*Given records*.
____

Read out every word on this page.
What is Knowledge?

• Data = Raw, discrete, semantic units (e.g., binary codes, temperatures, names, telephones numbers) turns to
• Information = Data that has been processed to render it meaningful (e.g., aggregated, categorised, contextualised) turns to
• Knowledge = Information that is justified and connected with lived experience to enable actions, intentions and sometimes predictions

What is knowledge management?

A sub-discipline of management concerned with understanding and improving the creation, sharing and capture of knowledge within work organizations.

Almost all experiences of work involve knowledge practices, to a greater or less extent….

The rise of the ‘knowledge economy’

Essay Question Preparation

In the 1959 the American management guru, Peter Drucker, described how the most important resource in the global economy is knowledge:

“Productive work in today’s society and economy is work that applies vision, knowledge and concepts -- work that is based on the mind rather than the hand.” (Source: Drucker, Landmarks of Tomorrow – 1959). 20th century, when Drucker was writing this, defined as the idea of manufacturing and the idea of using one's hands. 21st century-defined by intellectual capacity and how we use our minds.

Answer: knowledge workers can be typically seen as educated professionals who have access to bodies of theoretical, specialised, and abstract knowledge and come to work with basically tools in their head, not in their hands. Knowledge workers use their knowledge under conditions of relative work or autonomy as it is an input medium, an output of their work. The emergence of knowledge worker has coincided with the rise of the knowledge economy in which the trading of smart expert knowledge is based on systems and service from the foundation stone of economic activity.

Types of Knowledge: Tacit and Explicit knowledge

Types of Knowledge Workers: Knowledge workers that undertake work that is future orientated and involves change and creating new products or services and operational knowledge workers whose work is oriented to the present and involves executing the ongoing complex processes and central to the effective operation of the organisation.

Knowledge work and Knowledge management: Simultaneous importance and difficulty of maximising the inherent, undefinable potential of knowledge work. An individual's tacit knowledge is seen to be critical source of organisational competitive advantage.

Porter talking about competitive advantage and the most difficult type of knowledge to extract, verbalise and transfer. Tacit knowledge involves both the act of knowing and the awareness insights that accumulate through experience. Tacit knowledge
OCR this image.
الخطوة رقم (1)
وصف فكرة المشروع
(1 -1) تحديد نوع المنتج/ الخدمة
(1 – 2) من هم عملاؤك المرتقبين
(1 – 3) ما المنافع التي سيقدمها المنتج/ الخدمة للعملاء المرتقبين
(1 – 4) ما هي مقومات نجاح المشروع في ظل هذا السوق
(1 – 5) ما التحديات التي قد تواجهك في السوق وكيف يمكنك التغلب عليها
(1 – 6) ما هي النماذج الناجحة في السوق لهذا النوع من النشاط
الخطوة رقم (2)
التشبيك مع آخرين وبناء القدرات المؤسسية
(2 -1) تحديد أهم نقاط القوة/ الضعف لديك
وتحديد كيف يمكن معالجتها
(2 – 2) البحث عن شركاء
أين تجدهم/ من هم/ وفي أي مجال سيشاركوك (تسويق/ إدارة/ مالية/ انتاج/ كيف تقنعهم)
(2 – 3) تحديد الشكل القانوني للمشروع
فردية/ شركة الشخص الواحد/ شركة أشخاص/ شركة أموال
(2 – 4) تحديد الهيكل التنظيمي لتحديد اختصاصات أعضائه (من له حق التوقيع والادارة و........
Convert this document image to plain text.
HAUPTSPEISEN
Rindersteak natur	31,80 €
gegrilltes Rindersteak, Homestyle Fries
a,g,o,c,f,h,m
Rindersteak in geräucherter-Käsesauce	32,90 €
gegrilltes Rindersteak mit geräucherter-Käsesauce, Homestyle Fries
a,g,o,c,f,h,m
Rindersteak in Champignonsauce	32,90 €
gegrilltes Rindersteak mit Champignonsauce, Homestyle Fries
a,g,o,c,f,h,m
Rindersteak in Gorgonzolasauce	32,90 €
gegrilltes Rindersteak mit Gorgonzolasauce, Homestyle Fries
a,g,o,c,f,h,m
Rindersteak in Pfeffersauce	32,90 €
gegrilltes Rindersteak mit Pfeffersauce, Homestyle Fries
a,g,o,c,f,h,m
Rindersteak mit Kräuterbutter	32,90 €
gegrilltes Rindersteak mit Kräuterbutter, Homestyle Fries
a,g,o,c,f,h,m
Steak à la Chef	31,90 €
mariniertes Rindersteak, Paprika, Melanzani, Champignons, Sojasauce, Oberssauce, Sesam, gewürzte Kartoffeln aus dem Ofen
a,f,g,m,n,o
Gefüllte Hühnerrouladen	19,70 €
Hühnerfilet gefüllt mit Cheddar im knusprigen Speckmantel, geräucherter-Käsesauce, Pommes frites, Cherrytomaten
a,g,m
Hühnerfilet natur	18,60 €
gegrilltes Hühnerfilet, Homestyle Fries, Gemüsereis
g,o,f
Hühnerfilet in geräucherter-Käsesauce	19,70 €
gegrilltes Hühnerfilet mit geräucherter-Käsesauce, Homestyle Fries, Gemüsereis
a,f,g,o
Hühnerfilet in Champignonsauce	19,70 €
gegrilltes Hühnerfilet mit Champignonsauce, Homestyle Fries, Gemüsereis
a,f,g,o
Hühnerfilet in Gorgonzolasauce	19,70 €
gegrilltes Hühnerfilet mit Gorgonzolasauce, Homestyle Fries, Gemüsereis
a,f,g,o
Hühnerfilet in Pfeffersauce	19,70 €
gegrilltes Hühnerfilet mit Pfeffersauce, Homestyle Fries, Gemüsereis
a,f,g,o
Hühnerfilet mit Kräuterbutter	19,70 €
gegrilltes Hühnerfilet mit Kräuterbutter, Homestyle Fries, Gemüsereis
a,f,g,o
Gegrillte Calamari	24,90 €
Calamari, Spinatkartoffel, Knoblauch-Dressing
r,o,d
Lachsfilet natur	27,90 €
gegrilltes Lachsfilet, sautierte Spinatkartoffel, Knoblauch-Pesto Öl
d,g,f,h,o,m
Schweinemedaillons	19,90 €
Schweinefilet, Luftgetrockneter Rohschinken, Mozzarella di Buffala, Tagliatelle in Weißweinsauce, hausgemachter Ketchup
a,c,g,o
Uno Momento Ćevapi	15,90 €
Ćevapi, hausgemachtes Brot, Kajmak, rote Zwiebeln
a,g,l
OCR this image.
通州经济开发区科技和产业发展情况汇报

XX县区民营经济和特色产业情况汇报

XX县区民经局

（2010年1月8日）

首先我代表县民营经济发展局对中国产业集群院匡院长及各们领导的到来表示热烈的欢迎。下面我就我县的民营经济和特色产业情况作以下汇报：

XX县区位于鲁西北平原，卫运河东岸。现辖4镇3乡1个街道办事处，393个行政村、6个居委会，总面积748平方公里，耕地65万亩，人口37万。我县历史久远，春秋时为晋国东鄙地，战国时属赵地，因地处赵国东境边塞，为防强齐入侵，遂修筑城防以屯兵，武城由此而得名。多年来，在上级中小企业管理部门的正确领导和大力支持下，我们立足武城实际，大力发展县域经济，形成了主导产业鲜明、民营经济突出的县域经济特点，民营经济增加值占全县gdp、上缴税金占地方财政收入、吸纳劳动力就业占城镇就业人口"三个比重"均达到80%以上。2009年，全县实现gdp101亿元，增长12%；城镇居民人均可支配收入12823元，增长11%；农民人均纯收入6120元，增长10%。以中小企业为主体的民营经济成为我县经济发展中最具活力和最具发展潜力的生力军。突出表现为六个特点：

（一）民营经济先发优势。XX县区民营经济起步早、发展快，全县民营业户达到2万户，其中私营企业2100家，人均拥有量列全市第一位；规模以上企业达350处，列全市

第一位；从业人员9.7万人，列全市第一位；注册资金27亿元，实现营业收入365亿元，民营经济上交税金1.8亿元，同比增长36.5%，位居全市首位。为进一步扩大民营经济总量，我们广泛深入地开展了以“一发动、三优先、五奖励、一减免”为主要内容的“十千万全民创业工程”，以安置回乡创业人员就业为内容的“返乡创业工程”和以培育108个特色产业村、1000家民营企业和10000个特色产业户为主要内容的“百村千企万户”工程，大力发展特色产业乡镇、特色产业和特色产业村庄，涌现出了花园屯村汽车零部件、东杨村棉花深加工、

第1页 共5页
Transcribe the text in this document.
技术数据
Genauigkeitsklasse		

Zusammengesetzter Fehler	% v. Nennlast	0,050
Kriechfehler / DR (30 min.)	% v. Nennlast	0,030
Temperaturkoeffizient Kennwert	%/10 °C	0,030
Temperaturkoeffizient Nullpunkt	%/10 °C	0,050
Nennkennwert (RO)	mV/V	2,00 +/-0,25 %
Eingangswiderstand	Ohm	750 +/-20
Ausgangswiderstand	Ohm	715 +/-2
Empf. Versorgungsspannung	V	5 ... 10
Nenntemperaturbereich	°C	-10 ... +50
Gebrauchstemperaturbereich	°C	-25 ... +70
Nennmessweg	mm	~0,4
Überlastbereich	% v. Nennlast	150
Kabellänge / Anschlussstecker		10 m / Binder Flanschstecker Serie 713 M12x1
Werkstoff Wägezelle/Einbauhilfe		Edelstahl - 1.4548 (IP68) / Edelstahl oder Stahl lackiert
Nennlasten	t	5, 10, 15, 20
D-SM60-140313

____

Find the lines containing "Ćevapi" and list every one of them.

Uno Momento Ćevapi	15,90 €
Ćevapi, hausgemachtes Brot, Kajmak, rote Zwiebeln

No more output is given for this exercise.